Text extract>
* Begin *
Opinion
PROC. NO. 12-1228
11-07-2013
DECISION ON PLAINTIFF'S MOTION FOR DEFAULT JUDGMENT
At Fort Wayne, Indiana, on November 7, 2013.
This adversary proceeding seeks a declaration that debtor's obligation to the plaintiff is non-dischargeable due to some type of fraud, misrepresentation or false pretenses. See, 11 U.S.C. § 523(a)(2). The defendant failed to answer the complaint and the matter is before the court following the second hearing on the plaintiff's motion for default judgment. Plaintiff failed to present evidence supporting its claim when the motion was first heard. See, Fed. R. Civ. P. Rule 55(b)(2)(C) (court may hold a hearing before entering a default judgment to "establish the truth of any allegation by evidence."); Notice of Hearing dated April 25, 2013 ("court will hold a hearing . . . to receive evidence and arguments concerning plaintiff's motion . . . ."). As a result, the motion was denied and plaintiff was ordered to show cause why the case should not be dismissed. See, Order Denying Motion dated June 7, 2013. Plaintiff filed a sufficient response to the order to show cause and so the court gave it the opportunity to request a second hearing at which it could present the needed evidence supporting the relief sought. See, Decision and Order dated June 26, 2013. It did so. See, Notice of Hearing dated July 8, 2013. The matter was taken under advisement following that hearing.
The plaintiff's complaint seeks a determination that the debt owed to it is non-dischargeable pursuant to § 523(a)(2)(A) as the result of "false pretenses, a false representation, or actual fraud." Exceptions to discharge are narrowly construed in favor of the debtor, Matter of Scarlata, 979 F.2d 521, 524 (7th Cir. 1992), and the creditor bears the burden of proving that its debt falls within a particular exception. Grogan v. Garner, 498 U.S. 279, 291 (1991).
* End *
Set problem 1> Rewrite the passage of the court decision starting at "The plaintiff's complaint" and ending at "279, 291 (1991).", replacing "creditor" with "lender".
Set problem 2> Write the next part of the court decision, picking up after its final sentence.

Recorded data>
* Begin *
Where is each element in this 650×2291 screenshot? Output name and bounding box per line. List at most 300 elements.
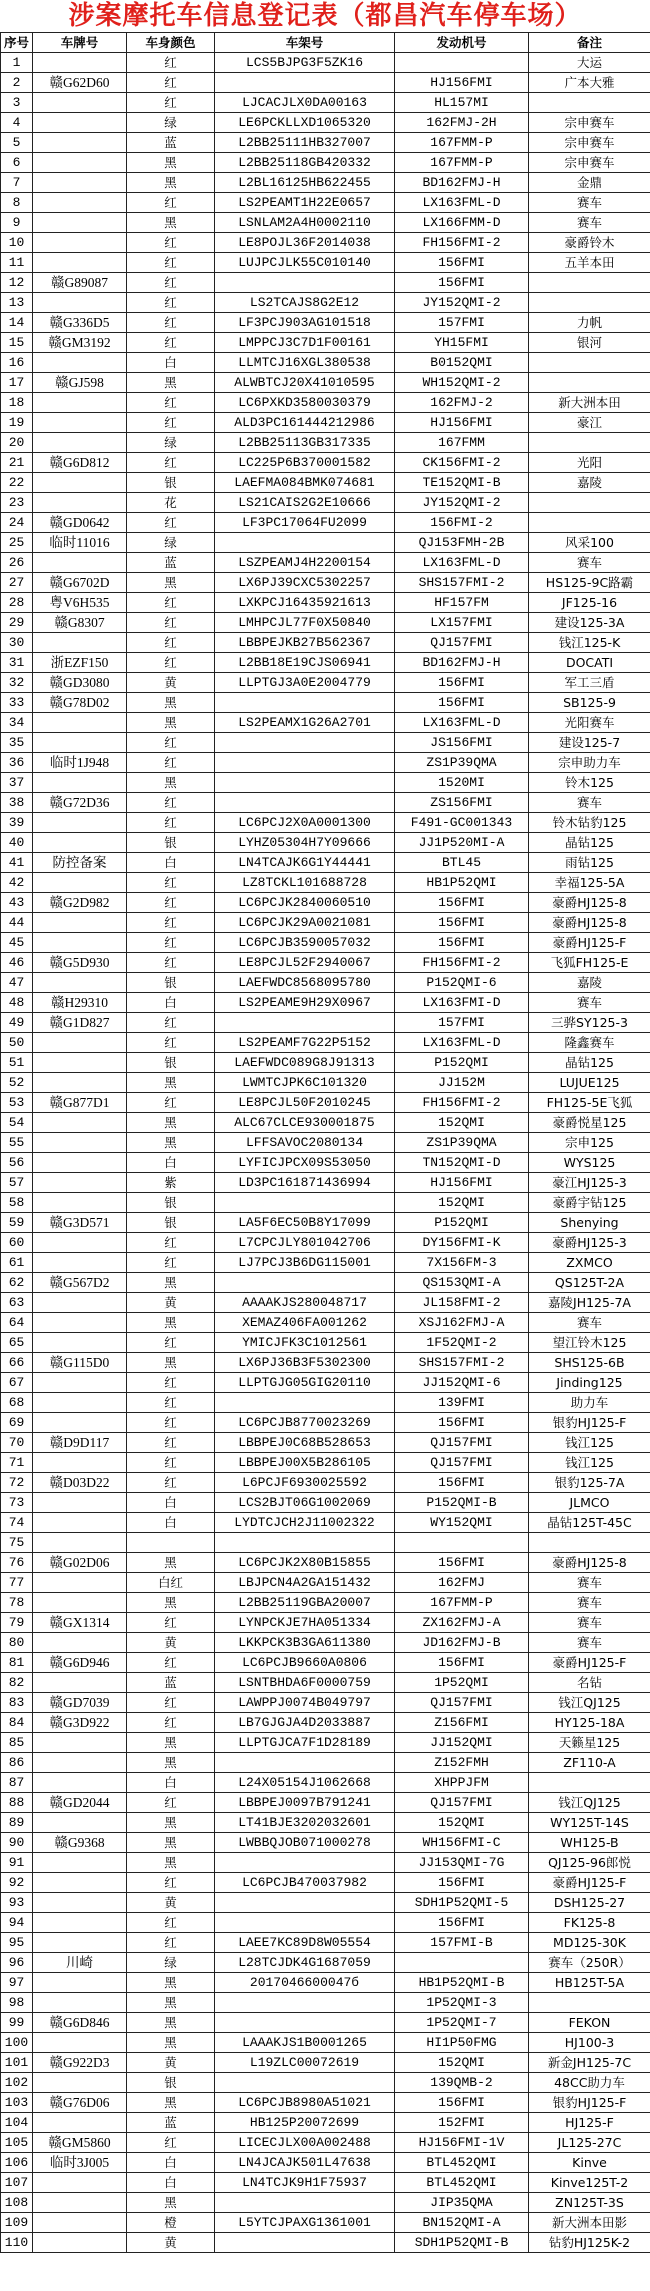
* End *
Exercise answer 1>
The plaintiff's complaint seeks a determination that the debt owed to it is non-dischargeable pursuant to § 523(a)(2)(A) as the result of "false pretenses, a false representation, or actual fraud." Exceptions to discharge are narrowly construed in favor of the debtor, Matter of Scarlata, 979 F.2d 521, 524 (7th Cir. 1992), and the lender bears the burden of proving that its debt falls within a particular exception. Grogan v. Garner, 498 U.S. 279, 291 (1991).

Exercise answer 2>
The debtor's obligation to the plaintiff arises out of a credit card agreement. Plaintiff's thesis is that by using the credit card and obtaining a cash advance, the debtor represented, if only by implication, that she had the intent and/or the ability to repay the debt. When she did not, and subsequently filed bankruptcy, those representations were proved to be false. As a result, the plaintiff has been defrauded, and the debt should be excepted from discharge. The court is skeptical. See e.g., In re Quinn, 492 B.R. 341 (Bankr. N.D. Ga. 2013); In re Zaldana, 2013 WL 2369754 (Bankr. E.D. Cal. 2013); In re Fuentes, 474 B.R. 497 (Bankr. S.D. Tex. 2012); In re Karagianis, 2009 WL 4738188 (Bankr. D. N.H. 2009); In re Alam, 314 B.R. 834 (Bankr. N.D. Ga. 2004). See also, In re Grause, 245 B.R. 95 (8th Cir. BAP 2000). Admittedly the failure to pay constitutes a breach, but the mere breach of a promise to pay does not, by itself, constitute a false representation, false pretenses or actual fraud. Quinn, 492 B.R. at 345; Alam, 314 B.R. at 837. Furthermore, the argument seems to prove too much: it would make the very act of default and filing bankruptcy prima facie proof of a fraud that would potentially render almost any debt non-dischargeable. An argument that leads to such an absurd result has little to recommend it. Alam, 314 B.R. at 837-38. On a more individualized level, although the complaint alleges that the debtor misrepresented her intent to pay, other facts it contains lead to a contrary conclusion. For example: there are conflicting allegations as to whether the credit limit was exceeded, compare, ¶ 19(f) with ¶ 37; almost all of the charges in question were the result of some type of automatic assessment against the account, such as late fees, interest, or overdraft protection fees, and not the debtor's conscious use of the card; the only charges that seem to stem from the debtor's affirmative use of the card occurred months before bankruptcy; and after using the card the debtor actually made some payments on the debt. Unless the court is required to believe that black is white simply because a defendant fails to respond to such an allegation, requiring proof of the assertion is in order. See, Fed. R. Civ. P. Rule 55(b)(2)(C) (court may hold a hearing before entering a default judgment to "establish the truth of any allegation by evidence."). See also, In re Baltran, 182 B.R. 820, 823-24 (9th Cir. BAP, 1995); Alam, 314 B.R. at 841-42.
Many of the complaint's paragraphs are not germane factual allegations at all, but simply quotes from various decisions. See e.g., ¶¶ 19, 31, 32, 33.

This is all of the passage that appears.